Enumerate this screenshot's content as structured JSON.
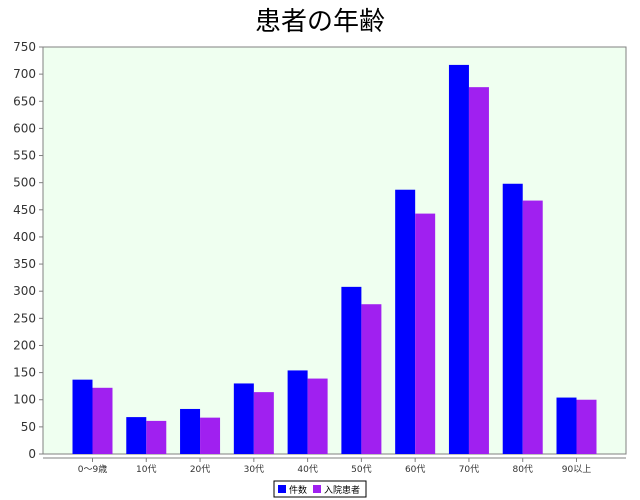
{
  "chart_data": {
    "type": "bar",
    "title": "患者の年齢",
    "categories": [
      "0〜9歳",
      "10代",
      "20代",
      "30代",
      "40代",
      "50代",
      "60代",
      "70代",
      "80代",
      "90以上"
    ],
    "series": [
      {
        "name": "件数",
        "values": [
          137,
          68,
          83,
          130,
          154,
          308,
          487,
          717,
          498,
          104
        ]
      },
      {
        "name": "入院患者",
        "values": [
          122,
          61,
          67,
          114,
          139,
          276,
          443,
          676,
          467,
          100
        ]
      }
    ],
    "ylim": [
      0,
      750
    ],
    "yticks": [
      0,
      50,
      100,
      150,
      200,
      250,
      300,
      350,
      400,
      450,
      500,
      550,
      600,
      650,
      700,
      750
    ],
    "xlabel": "",
    "ylabel": "",
    "grid": false,
    "legend_position": "bottom",
    "colors": {
      "series1": "#0000ff",
      "series2": "#a020f0",
      "plot_bg": "#effff0"
    }
  }
}
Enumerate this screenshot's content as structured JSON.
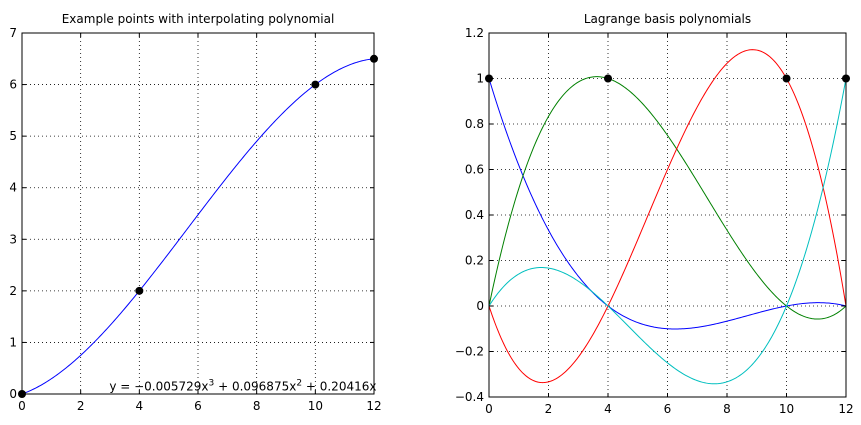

##########

Copy the listing exactly. Any image in it stays out of the copy.

Enumerate this screenshot's content as structured JSON.
{
  "chart_data": {
    "type": "bar",
    "title": "患者の年齢",
    "categories": [
      "0〜9歳",
      "10代",
      "20代",
      "30代",
      "40代",
      "50代",
      "60代",
      "70代",
      "80代",
      "90以上"
    ],
    "series": [
      {
        "name": "件数",
        "values": [
          137,
          68,
          83,
          130,
          154,
          308,
          487,
          717,
          498,
          104
        ]
      },
      {
        "name": "入院患者",
        "values": [
          122,
          61,
          67,
          114,
          139,
          276,
          443,
          676,
          467,
          100
        ]
      }
    ],
    "ylim": [
      0,
      750
    ],
    "yticks": [
      0,
      50,
      100,
      150,
      200,
      250,
      300,
      350,
      400,
      450,
      500,
      550,
      600,
      650,
      700,
      750
    ],
    "xlabel": "",
    "ylabel": "",
    "grid": false,
    "legend_position": "bottom",
    "colors": {
      "series1": "#0000ff",
      "series2": "#a020f0",
      "plot_bg": "#effff0"
    }
  }
}
Enumerate this screenshot's content as structured JSON.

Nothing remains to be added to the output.